**Exercise objective**
In this exercise, reproduce all the entries that follow exactly.

(Extracted data entries)
○ ○ ○ ○ ○

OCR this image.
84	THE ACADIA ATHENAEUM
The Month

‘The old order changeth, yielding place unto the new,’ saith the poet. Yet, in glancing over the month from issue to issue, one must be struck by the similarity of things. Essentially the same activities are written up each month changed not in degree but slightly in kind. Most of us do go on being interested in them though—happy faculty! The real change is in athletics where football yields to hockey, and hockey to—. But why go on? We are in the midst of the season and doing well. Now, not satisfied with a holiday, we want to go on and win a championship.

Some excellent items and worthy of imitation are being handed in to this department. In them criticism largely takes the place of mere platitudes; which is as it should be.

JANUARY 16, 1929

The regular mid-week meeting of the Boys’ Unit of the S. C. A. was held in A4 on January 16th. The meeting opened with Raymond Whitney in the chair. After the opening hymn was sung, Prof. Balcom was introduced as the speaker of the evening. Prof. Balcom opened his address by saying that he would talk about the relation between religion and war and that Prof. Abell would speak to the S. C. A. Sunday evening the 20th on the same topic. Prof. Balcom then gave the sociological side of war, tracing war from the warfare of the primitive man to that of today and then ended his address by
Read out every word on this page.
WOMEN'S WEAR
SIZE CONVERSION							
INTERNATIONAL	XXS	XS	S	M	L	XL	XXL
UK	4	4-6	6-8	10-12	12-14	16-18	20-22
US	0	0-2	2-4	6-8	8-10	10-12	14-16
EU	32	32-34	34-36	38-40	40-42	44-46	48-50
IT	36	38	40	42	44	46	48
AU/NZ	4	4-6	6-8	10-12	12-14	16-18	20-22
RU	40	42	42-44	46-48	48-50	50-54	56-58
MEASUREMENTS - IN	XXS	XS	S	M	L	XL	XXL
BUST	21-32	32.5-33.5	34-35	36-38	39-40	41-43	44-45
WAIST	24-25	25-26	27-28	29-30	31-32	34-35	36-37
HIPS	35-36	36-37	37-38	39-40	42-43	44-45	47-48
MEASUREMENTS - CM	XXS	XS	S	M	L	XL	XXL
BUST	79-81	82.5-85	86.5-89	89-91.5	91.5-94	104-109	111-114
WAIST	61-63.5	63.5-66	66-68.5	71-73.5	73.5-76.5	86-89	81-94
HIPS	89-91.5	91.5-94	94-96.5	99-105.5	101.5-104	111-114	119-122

○ ○ ○ ○ ○

**Written answer**
OCR this image.
84	THE ACADIA ATHENAEUM
The Month

‘The old order changeth, yielding place unto the new,’ saith the poet. Yet, in glancing over the month from issue to issue, one must be struck by the similarity of things. Essentially the same activities are written up each month changed not in degree but slightly in kind. Most of us do go on being interested in them though—happy faculty! The real change is in athletics where football yields to hockey, and hockey to—. But why go on? We are in the midst of the season and doing well. Now, not satisfied with a holiday, we want to go on and win a championship.

Some excellent items and worthy of imitation are being handed in to this department. In them criticism largely takes the place of mere platitudes; which is as it should be.

JANUARY 16, 1929

The regular mid-week meeting of the Boys’ Unit of the S. C. A. was held in A4 on January 16th. The meeting opened with Raymond Whitney in the chair. After the opening hymn was sung, Prof. Balcom was introduced as the speaker of the evening. Prof. Balcom opened his address by saying that he would talk about the relation between religion and war and that Prof. Abell would speak to the S. C. A. Sunday evening the 20th on the same topic. Prof. Balcom then gave the sociological side of war, tracing war from the warfare of the primitive man to that of today and then ended his address by
Read out every word on this page.
WOMEN'S WEAR
SIZE CONVERSION							
INTERNATIONAL	XXS	XS	S	M	L	XL	XXL
UK	4	4-6	6-8	10-12	12-14	16-18	20-22
US	0	0-2	2-4	6-8	8-10	10-12	14-16
EU	32	32-34	34-36	38-40	40-42	44-46	48-50
IT	36	38	40	42	44	46	48
AU/NZ	4	4-6	6-8	10-12	12-14	16-18	20-22
RU	40	42	42-44	46-48	48-50	50-54	56-58
MEASUREMENTS - IN	XXS	XS	S	M	L	XL	XXL
BUST	21-32	32.5-33.5	34-35	36-38	39-40	41-43	44-45
WAIST	24-25	25-26	27-28	29-30	31-32	34-35	36-37
HIPS	35-36	36-37	37-38	39-40	42-43	44-45	47-48
MEASUREMENTS - CM	XXS	XS	S	M	L	XL	XXL
BUST	79-81	82.5-85	86.5-89	89-91.5	91.5-94	104-109	111-114
WAIST	61-63.5	63.5-66	66-68.5	71-73.5	73.5-76.5	86-89	81-94
HIPS	89-91.5	91.5-94	94-96.5	99-105.5	101.5-104	111-114	119-122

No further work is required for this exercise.